» What you have to do: Go through the entries and say how many lines contain the string "خاصية". The number is the whole answer.

-- BEGIN Excerpted records --

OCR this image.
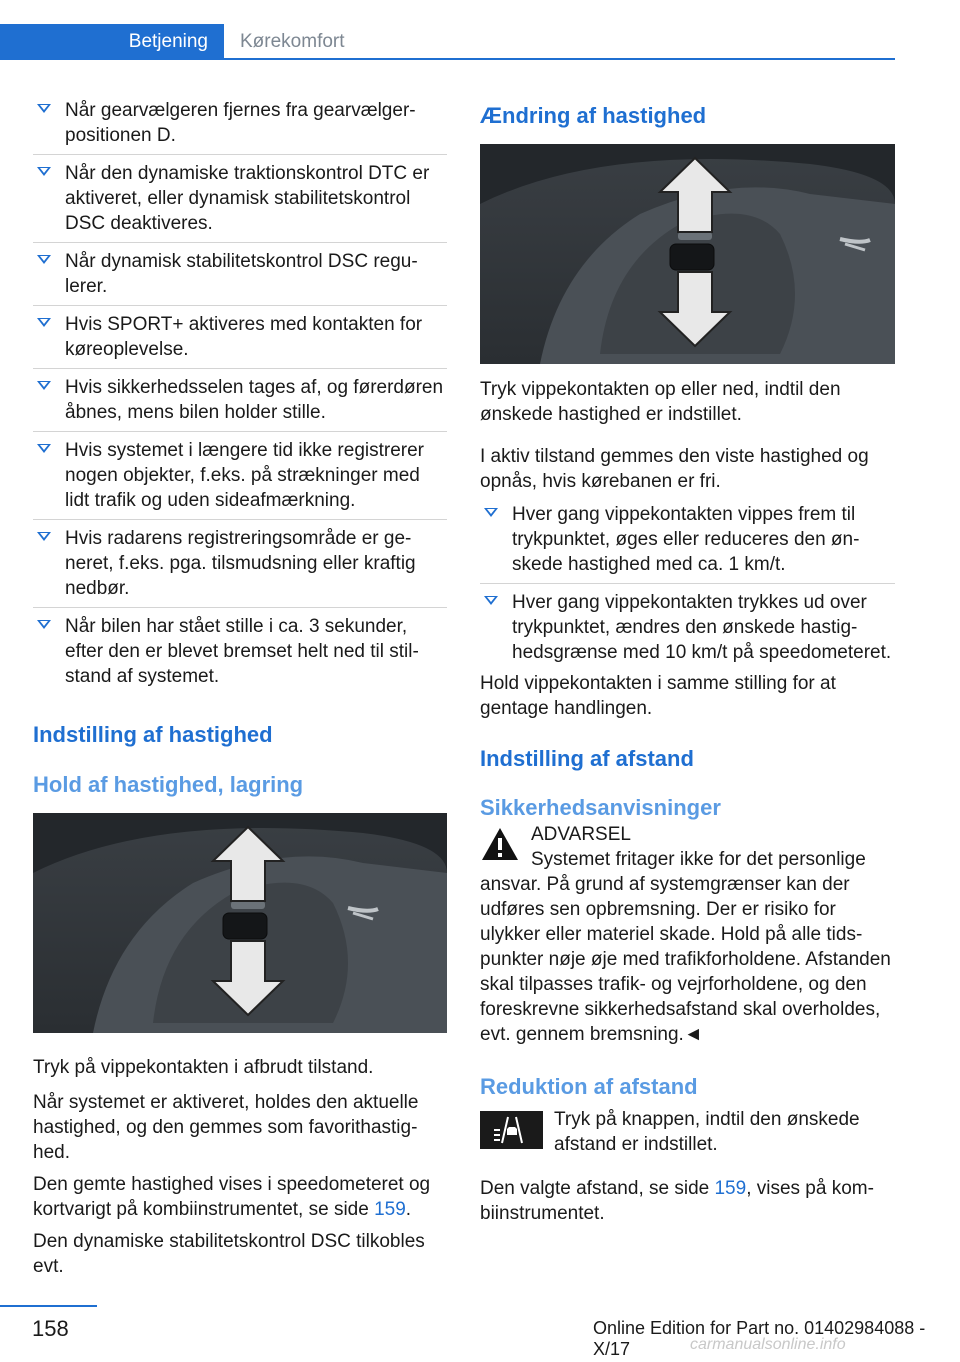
Betjening Kørekomfort
Når gearvælgeren fjernes fra gearvælgerpositionen D.
Når den dynamiske traktionskontrol DTC er aktiveret, eller dynamisk stabilitetskontrol DSC deaktiveres.
Når dynamisk stabilitetskontrol DSC regulerer.
Hvis SPORT+ aktiveres med kontakten for køreoplevelse.
Hvis sikkerhedsselen tages af, og førerdøren åbnes, mens bilen holder stille.
Hvis systemet i længere tid ikke registrerer nogen objekter, f.eks. på strækninger med lidt trafik og uden sideafmærkning.
Hvis radarens registreringsområde er generet, f.eks. pga. tilsmudsning eller kraftig nedbør.
Når bilen har stået stille i ca. 3 sekunder, efter den er blevet bremset helt ned til stilstand af systemet.
Indstilling af hastighed
Hold af hastighed, lagring

Tryk på vippekontakten i afbrudt tilstand.

Når systemet er aktiveret, holdes den aktuelle hastighed, og den gemmes som favorithastighed.

Den gemte hastighed vises i speedometeret og kortvarigt på kombiinstrumentet, se side 159.

Den dynamiske stabilitetskontrol DSC tilkobles evt.

Ændring af hastighed

Tryk vippekontakten op eller ned, indtil den ønskede hastighed er indstillet.

I aktiv tilstand gemmes den viste hastighed og opnås, hvis kørebanen er fri.

Hver gang vippekontakten vippes frem til trykpunktet, øges eller reduceres den ønskede hastighed med ca. 1 km/t.
Hver gang vippekontakten trykkes ud over trykpunktet, ændres den ønskede hastighedsgrænse med 10 km/t på speedometeret.

Hold vippekontakten i samme stilling for at gentage handlingen.

Indstilling af afstand
Sikkerhedsanvisninger
ADVARSEL
Systemet fritager ikke for det personlige
ansvar. På grund af systemgrænser kan der udføres sen opbremsning. Der er risiko for ulykker eller materiel skade. Hold på alle tidspunkter nøje øje med trafikforholdene. Afstanden skal tilpasses trafik- og vejrforholdene, og den foreskrevne sikkerhedsafstand skal overholdes, evt. gennem bremsning.◄
Reduktion af afstand
Tryk på knappen, indtil den ønskede afstand er indstillet.

Den valgte afstand, se side 159, vises på kombiinstrumentet.

158	Online Edition for Part no. 01402984088 - X/17	carmanualsonline.info
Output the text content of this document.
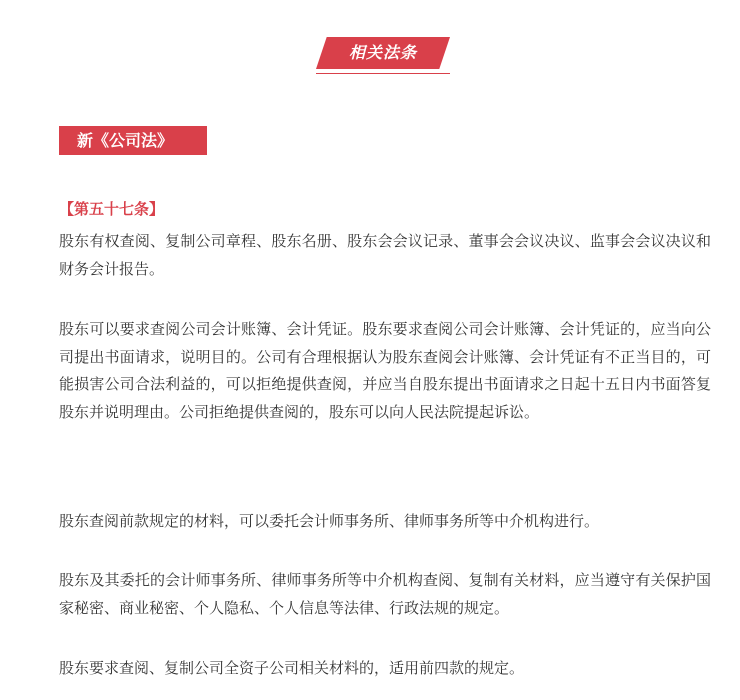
相关法条
新《公司法》
【第五十七条】

股东有权查阅、复制公司章程、股东名册、股东会会议记录、董事会会议决议、监事会会议决议和财务会计报告。

股东可以要求查阅公司会计账簿、会计凭证。股东要求查阅公司会计账簿、会计凭证的，应当向公司提出书面请求，说明目的。公司有合理根据认为股东查阅会计账簿、会计凭证有不正当目的，可能损害公司合法利益的，可以拒绝提供查阅，并应当自股东提出书面请求之日起十五日内书面答复股东并说明理由。公司拒绝提供查阅的，股东可以向人民法院提起诉讼。

股东查阅前款规定的材料，可以委托会计师事务所、律师事务所等中介机构进行。

股东及其委托的会计师事务所、律师事务所等中介机构查阅、复制有关材料，应当遵守有关保护国家秘密、商业秘密、个人隐私、个人信息等法律、行政法规的规定。

股东要求查阅、复制公司全资子公司相关材料的，适用前四款的规定。
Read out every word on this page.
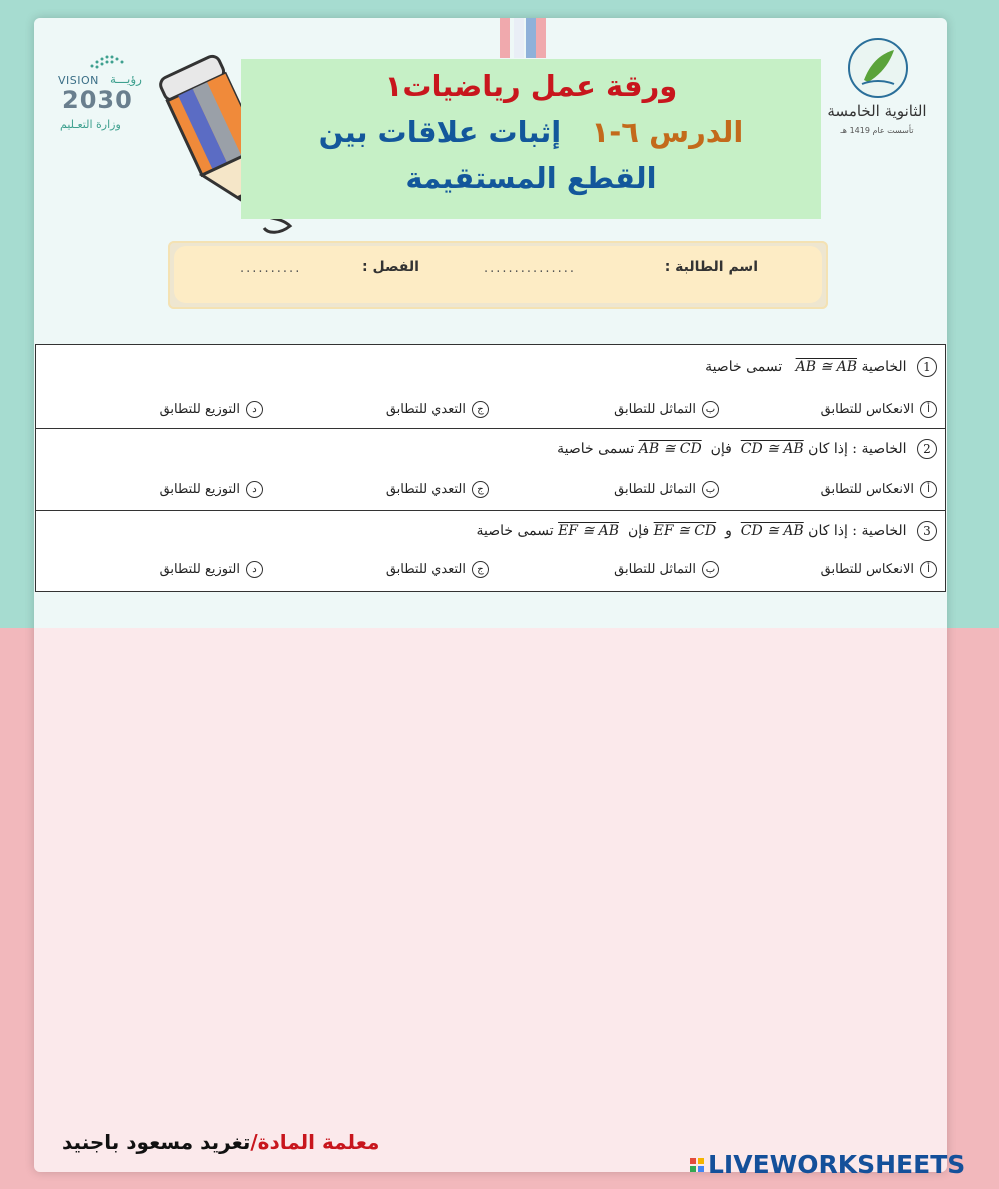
VISION رؤيـــة
2030
وزارة التعـليم
ورقة عمل رياضيات١
الدرس ٦-١   إثبات علاقات بين
القطع المستقيمة
الثانوية الخامسة
تأسست عام 1419 هـ
اسم الطالبة :
...............
الفصل :
..........
1 الخاصية AB ≅ AB   تسمى خاصية
أالانعكاس للتطابق
بالتماثل للتطابق
جالتعدي للتطابق
دالتوزيع للتطابق
2 الخاصية : إذا كان CD ≅ AB  فإن  AB ≅ CD تسمى خاصية
أالانعكاس للتطابق
بالتماثل للتطابق
جالتعدي للتطابق
دالتوزيع للتطابق
3 الخاصية : إذا كان CD ≅ AB  و  EF ≅ CD فإن  EF ≅ AB تسمى خاصية
أالانعكاس للتطابق
بالتماثل للتطابق
جالتعدي للتطابق
دالتوزيع للتطابق
معلمة المادة/تغريد مسعود باجنيد
LIVEWORKSHEETS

-- END Excerpted records --

» Result for this exercise: 3